- Work to complete -
Wherever the string "failure" appears in the listing, copy that line.

>> START Records

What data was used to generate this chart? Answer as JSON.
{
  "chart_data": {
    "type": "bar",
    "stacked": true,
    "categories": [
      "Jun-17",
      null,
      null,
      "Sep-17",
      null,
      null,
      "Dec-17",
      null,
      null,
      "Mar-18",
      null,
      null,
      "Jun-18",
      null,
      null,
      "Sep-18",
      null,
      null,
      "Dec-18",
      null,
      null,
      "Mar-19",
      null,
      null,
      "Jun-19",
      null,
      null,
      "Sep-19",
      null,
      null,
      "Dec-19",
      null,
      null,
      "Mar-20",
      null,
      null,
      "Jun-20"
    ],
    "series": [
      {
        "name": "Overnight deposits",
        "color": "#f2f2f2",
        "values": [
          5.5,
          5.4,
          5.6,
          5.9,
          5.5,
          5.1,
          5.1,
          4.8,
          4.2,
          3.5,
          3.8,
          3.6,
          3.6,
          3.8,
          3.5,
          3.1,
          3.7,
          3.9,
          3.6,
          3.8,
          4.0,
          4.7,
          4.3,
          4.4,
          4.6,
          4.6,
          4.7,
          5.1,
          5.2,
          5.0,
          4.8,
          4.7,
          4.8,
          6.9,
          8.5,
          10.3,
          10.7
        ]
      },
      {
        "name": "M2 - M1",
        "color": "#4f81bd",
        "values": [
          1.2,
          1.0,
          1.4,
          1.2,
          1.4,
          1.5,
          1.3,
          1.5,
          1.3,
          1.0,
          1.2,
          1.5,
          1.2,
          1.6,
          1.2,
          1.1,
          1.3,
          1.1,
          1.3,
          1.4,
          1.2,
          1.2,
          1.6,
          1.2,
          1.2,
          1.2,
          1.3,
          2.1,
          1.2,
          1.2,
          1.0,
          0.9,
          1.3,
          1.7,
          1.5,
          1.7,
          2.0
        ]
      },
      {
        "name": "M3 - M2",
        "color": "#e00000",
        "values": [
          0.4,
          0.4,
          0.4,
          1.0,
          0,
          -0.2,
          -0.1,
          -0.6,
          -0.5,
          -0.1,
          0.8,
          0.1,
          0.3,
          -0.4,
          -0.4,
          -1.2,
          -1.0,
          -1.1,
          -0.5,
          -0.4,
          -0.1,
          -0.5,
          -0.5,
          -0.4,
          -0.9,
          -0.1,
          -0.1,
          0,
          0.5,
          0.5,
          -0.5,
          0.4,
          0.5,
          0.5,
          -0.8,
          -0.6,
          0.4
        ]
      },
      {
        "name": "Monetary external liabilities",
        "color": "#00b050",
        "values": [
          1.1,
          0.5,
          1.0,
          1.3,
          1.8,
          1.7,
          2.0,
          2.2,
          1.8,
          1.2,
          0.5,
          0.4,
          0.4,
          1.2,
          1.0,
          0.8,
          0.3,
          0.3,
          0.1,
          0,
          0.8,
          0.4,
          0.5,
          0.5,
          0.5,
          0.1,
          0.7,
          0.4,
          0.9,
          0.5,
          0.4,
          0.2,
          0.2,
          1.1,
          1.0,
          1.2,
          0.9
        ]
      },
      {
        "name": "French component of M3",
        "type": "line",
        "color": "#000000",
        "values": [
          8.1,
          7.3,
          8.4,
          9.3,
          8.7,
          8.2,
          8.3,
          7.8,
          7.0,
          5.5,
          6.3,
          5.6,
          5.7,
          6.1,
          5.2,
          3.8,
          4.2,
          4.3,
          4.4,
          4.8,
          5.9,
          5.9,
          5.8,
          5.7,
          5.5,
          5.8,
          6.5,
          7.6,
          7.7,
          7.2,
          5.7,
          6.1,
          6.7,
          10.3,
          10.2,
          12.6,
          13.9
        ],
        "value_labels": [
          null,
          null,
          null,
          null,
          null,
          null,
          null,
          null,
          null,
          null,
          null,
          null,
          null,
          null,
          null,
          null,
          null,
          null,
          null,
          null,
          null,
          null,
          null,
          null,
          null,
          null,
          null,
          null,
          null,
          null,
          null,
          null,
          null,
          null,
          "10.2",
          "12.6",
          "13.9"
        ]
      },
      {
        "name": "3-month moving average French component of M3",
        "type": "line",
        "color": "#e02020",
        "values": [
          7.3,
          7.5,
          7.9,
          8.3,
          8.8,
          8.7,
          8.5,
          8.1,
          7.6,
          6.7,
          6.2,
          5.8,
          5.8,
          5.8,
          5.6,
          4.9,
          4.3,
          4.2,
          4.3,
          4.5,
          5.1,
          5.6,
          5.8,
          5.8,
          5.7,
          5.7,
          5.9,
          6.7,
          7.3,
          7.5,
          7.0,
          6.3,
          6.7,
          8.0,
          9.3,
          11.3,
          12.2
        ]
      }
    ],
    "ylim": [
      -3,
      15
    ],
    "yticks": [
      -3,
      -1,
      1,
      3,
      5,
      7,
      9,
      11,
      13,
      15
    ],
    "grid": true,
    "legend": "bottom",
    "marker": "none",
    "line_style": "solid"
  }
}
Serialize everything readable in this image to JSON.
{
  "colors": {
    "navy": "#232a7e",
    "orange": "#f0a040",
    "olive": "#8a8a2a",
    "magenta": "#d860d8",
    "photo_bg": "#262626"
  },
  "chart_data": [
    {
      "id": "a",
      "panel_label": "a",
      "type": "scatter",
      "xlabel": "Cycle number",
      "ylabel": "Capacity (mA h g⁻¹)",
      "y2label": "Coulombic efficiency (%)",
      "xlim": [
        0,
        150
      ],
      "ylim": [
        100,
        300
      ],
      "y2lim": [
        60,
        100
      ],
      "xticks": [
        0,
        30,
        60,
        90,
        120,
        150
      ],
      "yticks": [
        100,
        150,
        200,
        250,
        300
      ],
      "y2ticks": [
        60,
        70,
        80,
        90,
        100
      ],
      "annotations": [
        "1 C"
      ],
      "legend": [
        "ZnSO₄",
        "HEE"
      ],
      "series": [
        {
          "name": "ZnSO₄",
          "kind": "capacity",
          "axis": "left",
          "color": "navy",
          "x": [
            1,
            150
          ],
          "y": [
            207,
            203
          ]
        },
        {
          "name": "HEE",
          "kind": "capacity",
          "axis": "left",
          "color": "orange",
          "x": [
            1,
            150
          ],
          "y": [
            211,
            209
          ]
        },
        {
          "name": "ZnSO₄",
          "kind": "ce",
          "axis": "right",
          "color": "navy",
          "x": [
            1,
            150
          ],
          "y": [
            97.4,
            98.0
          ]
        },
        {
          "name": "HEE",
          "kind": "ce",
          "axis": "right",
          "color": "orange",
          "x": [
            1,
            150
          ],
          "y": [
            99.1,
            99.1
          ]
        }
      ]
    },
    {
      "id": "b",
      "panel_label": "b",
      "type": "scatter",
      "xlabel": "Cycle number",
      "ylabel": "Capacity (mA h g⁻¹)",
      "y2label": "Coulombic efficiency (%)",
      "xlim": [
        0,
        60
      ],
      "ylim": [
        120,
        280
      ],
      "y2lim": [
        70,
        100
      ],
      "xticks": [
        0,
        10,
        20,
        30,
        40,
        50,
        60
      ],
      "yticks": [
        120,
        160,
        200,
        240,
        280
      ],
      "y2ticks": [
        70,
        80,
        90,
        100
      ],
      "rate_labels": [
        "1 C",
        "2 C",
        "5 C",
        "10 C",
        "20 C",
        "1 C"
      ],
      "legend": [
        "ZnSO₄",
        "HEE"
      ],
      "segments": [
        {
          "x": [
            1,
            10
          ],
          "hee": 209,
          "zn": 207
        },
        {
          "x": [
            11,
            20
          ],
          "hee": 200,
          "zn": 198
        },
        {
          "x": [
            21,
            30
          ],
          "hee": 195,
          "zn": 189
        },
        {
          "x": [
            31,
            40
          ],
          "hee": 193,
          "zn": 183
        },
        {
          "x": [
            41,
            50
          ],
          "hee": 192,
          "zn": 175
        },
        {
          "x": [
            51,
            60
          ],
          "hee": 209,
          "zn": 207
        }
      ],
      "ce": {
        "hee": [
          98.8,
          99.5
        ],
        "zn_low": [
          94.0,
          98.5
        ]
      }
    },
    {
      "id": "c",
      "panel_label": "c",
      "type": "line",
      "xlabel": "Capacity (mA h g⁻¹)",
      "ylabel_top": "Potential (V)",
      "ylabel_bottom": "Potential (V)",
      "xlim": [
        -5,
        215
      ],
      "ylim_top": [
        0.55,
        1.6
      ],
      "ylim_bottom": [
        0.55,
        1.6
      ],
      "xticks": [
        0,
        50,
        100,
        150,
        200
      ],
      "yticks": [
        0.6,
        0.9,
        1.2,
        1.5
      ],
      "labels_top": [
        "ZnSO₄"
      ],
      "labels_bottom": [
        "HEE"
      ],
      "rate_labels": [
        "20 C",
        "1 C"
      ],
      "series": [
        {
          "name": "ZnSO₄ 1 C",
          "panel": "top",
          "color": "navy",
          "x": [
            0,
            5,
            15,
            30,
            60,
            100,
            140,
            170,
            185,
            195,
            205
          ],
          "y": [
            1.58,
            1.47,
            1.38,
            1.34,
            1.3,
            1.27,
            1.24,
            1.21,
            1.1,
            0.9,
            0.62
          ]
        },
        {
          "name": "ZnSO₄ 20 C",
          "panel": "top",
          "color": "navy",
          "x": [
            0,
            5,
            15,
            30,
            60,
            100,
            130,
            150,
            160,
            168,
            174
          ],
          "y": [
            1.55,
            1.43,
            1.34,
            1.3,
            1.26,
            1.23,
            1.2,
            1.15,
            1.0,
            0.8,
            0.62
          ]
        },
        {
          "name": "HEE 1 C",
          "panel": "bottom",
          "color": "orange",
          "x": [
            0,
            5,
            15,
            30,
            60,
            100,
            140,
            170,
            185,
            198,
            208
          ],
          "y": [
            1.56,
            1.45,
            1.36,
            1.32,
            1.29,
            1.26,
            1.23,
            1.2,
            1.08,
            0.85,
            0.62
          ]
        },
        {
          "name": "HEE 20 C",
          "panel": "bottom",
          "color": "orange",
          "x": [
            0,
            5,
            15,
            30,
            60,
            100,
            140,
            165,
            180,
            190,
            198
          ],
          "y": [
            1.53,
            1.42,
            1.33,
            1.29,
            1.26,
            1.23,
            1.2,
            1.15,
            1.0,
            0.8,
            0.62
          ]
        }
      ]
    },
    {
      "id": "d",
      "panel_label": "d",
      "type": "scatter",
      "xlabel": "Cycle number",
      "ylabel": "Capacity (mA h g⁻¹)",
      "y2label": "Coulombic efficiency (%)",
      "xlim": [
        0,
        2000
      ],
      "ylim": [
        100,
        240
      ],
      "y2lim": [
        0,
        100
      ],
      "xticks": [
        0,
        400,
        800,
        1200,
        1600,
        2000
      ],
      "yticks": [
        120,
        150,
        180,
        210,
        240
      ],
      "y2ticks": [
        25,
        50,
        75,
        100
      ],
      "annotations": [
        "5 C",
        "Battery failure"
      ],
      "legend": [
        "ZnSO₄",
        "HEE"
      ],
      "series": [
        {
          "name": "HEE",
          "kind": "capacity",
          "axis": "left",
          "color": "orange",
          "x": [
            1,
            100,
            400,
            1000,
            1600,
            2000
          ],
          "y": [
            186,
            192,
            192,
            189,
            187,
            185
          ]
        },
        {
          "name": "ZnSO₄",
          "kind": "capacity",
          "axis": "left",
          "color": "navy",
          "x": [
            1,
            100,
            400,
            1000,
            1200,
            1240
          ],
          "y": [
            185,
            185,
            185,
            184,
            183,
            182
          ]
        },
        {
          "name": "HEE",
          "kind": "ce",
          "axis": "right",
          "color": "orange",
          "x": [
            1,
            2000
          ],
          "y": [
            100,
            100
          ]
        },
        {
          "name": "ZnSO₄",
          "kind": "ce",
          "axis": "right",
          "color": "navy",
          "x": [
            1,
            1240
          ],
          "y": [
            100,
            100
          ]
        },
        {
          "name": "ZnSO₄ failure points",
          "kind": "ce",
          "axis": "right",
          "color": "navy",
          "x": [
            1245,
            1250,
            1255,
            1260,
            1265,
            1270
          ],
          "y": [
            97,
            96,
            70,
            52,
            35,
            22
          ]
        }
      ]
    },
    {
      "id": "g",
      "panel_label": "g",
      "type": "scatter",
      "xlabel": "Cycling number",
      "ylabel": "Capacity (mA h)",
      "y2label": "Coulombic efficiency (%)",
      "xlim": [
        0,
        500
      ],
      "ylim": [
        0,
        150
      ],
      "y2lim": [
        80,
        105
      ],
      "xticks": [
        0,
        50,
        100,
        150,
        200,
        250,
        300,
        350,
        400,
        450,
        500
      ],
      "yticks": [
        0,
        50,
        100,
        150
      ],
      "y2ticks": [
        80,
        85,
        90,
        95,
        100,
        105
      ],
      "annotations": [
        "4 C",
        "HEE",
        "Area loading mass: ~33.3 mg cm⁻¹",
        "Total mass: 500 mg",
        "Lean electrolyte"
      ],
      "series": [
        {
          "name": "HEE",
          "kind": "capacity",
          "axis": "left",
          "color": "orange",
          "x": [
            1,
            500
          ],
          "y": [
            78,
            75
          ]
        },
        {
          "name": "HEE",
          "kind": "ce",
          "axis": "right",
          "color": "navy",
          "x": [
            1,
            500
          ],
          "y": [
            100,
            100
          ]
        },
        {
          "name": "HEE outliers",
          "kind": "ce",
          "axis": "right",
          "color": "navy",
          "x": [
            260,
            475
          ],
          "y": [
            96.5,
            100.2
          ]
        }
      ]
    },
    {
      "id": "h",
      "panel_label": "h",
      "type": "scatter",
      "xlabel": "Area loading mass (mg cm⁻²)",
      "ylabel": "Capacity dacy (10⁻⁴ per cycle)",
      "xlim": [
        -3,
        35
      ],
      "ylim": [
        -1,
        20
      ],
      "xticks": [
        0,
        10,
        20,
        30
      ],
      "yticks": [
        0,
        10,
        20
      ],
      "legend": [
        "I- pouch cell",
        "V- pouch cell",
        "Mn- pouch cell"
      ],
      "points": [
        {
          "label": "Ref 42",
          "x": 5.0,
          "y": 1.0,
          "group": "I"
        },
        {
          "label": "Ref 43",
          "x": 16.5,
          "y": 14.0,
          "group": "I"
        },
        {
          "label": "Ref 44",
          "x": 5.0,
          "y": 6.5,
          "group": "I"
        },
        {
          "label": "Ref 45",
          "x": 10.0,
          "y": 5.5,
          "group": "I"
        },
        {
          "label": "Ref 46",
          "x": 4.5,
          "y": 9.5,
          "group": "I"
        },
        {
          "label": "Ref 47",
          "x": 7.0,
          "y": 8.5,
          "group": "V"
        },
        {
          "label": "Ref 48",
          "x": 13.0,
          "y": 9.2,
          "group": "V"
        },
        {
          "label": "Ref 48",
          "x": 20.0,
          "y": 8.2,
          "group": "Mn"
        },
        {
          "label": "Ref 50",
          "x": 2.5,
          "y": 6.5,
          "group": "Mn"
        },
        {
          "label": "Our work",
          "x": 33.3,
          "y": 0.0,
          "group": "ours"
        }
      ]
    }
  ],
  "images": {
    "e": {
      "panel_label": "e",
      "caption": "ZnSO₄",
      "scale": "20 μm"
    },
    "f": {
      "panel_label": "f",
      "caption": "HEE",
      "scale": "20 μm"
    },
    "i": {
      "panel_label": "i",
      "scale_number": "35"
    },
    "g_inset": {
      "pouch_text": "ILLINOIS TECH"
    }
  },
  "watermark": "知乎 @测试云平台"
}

>> END Records

- Solution to the problem -
        "Battery failure"
          "name": "ZnSO₄ failure points",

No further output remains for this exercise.